Every line that holds "name" should be shown.

========

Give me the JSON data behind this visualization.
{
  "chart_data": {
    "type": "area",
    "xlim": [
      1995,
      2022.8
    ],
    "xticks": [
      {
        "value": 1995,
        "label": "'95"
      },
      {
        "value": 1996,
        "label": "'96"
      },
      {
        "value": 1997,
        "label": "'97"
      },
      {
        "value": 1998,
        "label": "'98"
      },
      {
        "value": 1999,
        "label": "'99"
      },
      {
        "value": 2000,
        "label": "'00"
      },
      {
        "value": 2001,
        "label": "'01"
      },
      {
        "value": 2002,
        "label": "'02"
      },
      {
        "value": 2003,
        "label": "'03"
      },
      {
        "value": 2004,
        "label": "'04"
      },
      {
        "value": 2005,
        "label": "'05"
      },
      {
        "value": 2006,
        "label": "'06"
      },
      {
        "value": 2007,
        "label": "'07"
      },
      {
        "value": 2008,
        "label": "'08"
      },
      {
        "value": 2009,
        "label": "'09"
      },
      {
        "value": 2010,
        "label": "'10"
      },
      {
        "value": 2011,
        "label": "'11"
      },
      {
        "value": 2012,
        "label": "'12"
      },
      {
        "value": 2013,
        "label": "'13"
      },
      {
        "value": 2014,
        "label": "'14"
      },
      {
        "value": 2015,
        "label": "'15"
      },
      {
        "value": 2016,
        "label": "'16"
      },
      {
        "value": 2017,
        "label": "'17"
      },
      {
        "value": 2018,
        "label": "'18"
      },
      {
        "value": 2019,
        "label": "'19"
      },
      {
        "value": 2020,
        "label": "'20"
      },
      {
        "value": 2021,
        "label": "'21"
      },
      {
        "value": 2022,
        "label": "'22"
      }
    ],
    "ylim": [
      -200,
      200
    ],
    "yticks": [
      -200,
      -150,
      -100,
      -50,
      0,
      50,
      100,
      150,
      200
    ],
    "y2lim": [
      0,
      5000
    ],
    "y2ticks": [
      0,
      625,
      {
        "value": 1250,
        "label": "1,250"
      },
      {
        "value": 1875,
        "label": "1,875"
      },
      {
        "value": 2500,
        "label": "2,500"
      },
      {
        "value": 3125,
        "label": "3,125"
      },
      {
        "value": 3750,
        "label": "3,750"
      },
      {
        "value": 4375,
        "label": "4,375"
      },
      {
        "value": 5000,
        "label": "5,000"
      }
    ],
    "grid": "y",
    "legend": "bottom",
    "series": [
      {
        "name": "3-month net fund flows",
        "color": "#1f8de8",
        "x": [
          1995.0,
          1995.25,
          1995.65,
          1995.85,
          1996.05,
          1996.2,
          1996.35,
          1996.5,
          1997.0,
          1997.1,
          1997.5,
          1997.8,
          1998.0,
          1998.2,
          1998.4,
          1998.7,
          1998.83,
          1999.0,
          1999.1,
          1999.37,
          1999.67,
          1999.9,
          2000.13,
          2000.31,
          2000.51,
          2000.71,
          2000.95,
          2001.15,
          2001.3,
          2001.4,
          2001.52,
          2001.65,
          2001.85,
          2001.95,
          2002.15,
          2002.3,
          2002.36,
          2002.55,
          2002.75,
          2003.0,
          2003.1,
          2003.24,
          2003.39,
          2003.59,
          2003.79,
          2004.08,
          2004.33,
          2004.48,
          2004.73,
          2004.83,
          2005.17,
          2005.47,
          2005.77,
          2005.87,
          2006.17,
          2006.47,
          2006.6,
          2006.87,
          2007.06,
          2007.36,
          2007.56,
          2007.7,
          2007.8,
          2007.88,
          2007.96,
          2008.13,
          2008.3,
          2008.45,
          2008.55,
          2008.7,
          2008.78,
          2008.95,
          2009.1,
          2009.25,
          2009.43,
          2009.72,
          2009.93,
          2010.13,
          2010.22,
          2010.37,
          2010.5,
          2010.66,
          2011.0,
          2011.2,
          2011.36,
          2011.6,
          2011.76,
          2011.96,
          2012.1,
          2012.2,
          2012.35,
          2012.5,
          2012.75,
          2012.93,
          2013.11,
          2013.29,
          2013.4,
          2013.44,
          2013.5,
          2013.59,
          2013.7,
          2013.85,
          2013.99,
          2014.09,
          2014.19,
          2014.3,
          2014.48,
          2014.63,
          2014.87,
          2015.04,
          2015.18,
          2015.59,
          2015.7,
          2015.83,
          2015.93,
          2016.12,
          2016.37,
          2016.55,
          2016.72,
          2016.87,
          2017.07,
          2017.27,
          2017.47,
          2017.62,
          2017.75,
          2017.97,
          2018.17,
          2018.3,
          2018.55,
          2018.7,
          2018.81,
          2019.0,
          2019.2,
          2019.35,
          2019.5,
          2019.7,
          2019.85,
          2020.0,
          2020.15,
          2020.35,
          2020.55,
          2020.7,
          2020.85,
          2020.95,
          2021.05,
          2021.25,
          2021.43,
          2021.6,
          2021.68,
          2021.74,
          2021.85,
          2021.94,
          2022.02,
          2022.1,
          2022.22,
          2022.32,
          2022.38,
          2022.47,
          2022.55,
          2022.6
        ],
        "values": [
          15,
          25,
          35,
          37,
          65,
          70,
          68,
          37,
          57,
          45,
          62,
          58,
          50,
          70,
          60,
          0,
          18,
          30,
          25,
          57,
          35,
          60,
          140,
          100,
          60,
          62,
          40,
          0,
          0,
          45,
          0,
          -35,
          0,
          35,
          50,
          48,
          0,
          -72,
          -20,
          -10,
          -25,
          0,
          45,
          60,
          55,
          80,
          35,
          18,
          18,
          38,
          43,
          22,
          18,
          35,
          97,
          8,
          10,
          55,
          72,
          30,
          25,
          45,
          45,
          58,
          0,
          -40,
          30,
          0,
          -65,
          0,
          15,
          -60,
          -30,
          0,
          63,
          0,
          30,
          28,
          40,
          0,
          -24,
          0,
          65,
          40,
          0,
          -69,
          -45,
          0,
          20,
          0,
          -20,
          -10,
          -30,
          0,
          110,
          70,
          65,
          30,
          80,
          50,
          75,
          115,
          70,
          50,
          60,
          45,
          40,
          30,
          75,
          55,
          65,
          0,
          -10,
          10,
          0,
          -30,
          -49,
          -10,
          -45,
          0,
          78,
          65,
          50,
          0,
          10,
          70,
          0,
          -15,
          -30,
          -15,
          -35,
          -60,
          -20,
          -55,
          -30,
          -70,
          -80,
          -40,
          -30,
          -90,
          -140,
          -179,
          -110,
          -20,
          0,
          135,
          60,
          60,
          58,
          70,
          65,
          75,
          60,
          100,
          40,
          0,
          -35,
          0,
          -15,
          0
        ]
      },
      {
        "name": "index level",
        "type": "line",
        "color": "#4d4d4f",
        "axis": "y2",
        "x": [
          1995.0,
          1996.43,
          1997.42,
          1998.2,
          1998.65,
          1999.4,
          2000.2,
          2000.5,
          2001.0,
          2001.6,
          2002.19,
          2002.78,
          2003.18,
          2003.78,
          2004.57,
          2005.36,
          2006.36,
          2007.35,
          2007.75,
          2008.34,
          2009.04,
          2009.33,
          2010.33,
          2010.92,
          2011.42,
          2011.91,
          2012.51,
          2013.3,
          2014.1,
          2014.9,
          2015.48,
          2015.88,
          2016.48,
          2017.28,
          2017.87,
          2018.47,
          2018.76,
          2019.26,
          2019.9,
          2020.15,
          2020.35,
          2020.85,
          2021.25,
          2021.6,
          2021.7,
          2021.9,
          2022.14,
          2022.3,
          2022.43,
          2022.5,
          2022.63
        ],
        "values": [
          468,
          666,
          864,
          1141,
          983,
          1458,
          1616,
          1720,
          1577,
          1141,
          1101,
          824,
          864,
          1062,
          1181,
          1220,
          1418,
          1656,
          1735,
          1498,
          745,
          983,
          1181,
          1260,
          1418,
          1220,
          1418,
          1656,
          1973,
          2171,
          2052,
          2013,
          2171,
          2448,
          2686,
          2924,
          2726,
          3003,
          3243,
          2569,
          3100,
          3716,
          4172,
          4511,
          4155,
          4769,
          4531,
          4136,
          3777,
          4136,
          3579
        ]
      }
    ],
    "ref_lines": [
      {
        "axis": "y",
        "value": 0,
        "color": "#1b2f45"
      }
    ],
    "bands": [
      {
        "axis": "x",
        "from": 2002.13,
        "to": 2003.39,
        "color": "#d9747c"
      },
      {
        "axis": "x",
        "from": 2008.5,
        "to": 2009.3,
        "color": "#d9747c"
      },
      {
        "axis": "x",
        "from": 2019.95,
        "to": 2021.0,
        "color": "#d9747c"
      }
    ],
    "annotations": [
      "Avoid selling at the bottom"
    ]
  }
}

========

- ANSWER TO THE TASK:
        "name": "3-month net fund flows",
        "name": "index level",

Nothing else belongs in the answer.